Collected data
— Start —
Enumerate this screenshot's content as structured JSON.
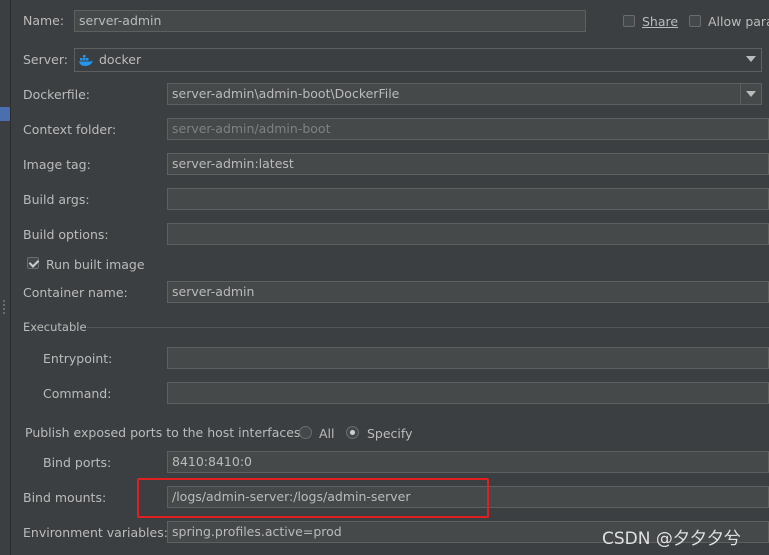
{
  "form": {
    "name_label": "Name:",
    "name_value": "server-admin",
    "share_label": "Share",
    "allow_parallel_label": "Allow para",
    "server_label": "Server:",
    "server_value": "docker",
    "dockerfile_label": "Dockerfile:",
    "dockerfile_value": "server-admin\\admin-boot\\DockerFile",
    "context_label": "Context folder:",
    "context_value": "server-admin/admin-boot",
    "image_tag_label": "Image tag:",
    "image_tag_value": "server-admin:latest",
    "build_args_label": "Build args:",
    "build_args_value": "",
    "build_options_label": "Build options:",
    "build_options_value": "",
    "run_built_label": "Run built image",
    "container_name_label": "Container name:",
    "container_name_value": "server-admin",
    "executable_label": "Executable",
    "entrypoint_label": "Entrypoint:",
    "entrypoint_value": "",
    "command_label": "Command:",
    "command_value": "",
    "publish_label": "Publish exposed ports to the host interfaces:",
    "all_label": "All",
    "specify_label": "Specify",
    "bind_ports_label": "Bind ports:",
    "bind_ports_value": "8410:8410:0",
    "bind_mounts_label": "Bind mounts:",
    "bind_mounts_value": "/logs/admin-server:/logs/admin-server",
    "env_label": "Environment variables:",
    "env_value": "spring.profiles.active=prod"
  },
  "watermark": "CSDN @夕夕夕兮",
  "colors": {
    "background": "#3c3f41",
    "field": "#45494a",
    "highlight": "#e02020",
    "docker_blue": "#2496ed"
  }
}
— End —
> **CHALLENGE**
Each line in the records above should be reproduced exactly; images are not copied.

> **OUTPUT FOR THIS EXERCISE**
Enumerate this screenshot's content as structured JSON.
{
  "form": {
    "name_label": "Name:",
    "name_value": "server-admin",
    "share_label": "Share",
    "allow_parallel_label": "Allow para",
    "server_label": "Server:",
    "server_value": "docker",
    "dockerfile_label": "Dockerfile:",
    "dockerfile_value": "server-admin\\admin-boot\\DockerFile",
    "context_label": "Context folder:",
    "context_value": "server-admin/admin-boot",
    "image_tag_label": "Image tag:",
    "image_tag_value": "server-admin:latest",
    "build_args_label": "Build args:",
    "build_args_value": "",
    "build_options_label": "Build options:",
    "build_options_value": "",
    "run_built_label": "Run built image",
    "container_name_label": "Container name:",
    "container_name_value": "server-admin",
    "executable_label": "Executable",
    "entrypoint_label": "Entrypoint:",
    "entrypoint_value": "",
    "command_label": "Command:",
    "command_value": "",
    "publish_label": "Publish exposed ports to the host interfaces:",
    "all_label": "All",
    "specify_label": "Specify",
    "bind_ports_label": "Bind ports:",
    "bind_ports_value": "8410:8410:0",
    "bind_mounts_label": "Bind mounts:",
    "bind_mounts_value": "/logs/admin-server:/logs/admin-server",
    "env_label": "Environment variables:",
    "env_value": "spring.profiles.active=prod"
  },
  "watermark": "CSDN @夕夕夕兮",
  "colors": {
    "background": "#3c3f41",
    "field": "#45494a",
    "highlight": "#e02020",
    "docker_blue": "#2496ed"
  }
}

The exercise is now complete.